A run of records
● ● ● ● ●
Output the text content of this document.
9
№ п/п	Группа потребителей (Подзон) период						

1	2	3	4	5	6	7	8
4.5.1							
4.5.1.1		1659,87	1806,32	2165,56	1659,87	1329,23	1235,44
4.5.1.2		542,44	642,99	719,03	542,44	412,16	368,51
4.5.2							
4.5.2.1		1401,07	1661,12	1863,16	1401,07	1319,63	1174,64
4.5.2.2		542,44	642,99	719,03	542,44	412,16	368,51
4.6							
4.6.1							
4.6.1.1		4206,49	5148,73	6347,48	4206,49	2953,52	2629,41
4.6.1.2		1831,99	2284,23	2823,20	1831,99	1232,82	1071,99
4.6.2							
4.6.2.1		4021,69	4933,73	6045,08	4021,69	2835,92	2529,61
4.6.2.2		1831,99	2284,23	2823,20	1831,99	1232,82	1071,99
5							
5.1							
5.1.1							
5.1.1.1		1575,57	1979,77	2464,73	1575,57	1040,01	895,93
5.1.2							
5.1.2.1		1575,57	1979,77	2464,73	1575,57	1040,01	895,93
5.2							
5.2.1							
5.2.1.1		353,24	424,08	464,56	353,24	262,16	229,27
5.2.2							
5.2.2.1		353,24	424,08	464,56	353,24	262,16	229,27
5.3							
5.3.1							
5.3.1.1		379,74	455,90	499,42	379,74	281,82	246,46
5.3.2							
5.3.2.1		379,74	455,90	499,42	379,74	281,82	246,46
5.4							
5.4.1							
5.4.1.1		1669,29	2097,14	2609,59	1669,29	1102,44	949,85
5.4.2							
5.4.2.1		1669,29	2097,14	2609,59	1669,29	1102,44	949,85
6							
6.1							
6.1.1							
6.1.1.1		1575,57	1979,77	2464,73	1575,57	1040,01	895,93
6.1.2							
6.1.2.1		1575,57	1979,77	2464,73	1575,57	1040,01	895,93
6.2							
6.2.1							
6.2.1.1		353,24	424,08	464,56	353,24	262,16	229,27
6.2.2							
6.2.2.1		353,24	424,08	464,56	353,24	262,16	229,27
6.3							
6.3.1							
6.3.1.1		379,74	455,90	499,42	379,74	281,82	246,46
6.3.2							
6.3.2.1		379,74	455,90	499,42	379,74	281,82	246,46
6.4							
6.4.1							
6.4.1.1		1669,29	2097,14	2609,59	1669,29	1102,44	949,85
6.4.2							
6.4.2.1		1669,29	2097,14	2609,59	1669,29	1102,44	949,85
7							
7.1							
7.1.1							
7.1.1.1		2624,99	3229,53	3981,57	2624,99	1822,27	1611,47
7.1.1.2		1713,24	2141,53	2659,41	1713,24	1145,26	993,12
● ● ● ● ●
Goal:
Reproduce the listing in full. Keep it exactly as written.

Written reply:
Output the text content of this document.
9
№ п/п	Группа потребителей (Подзон) период						

1	2	3	4	5	6	7	8
4.5.1							
4.5.1.1		1659,87	1806,32	2165,56	1659,87	1329,23	1235,44
4.5.1.2		542,44	642,99	719,03	542,44	412,16	368,51
4.5.2							
4.5.2.1		1401,07	1661,12	1863,16	1401,07	1319,63	1174,64
4.5.2.2		542,44	642,99	719,03	542,44	412,16	368,51
4.6							
4.6.1							
4.6.1.1		4206,49	5148,73	6347,48	4206,49	2953,52	2629,41
4.6.1.2		1831,99	2284,23	2823,20	1831,99	1232,82	1071,99
4.6.2							
4.6.2.1		4021,69	4933,73	6045,08	4021,69	2835,92	2529,61
4.6.2.2		1831,99	2284,23	2823,20	1831,99	1232,82	1071,99
5							
5.1							
5.1.1							
5.1.1.1		1575,57	1979,77	2464,73	1575,57	1040,01	895,93
5.1.2							
5.1.2.1		1575,57	1979,77	2464,73	1575,57	1040,01	895,93
5.2							
5.2.1							
5.2.1.1		353,24	424,08	464,56	353,24	262,16	229,27
5.2.2							
5.2.2.1		353,24	424,08	464,56	353,24	262,16	229,27
5.3							
5.3.1							
5.3.1.1		379,74	455,90	499,42	379,74	281,82	246,46
5.3.2							
5.3.2.1		379,74	455,90	499,42	379,74	281,82	246,46
5.4							
5.4.1							
5.4.1.1		1669,29	2097,14	2609,59	1669,29	1102,44	949,85
5.4.2							
5.4.2.1		1669,29	2097,14	2609,59	1669,29	1102,44	949,85
6							
6.1							
6.1.1							
6.1.1.1		1575,57	1979,77	2464,73	1575,57	1040,01	895,93
6.1.2							
6.1.2.1		1575,57	1979,77	2464,73	1575,57	1040,01	895,93
6.2							
6.2.1							
6.2.1.1		353,24	424,08	464,56	353,24	262,16	229,27
6.2.2							
6.2.2.1		353,24	424,08	464,56	353,24	262,16	229,27
6.3							
6.3.1							
6.3.1.1		379,74	455,90	499,42	379,74	281,82	246,46
6.3.2							
6.3.2.1		379,74	455,90	499,42	379,74	281,82	246,46
6.4							
6.4.1							
6.4.1.1		1669,29	2097,14	2609,59	1669,29	1102,44	949,85
6.4.2							
6.4.2.1		1669,29	2097,14	2609,59	1669,29	1102,44	949,85
7							
7.1							
7.1.1							
7.1.1.1		2624,99	3229,53	3981,57	2624,99	1822,27	1611,47
7.1.1.2		1713,24	2141,53	2659,41	1713,24	1145,26	993,12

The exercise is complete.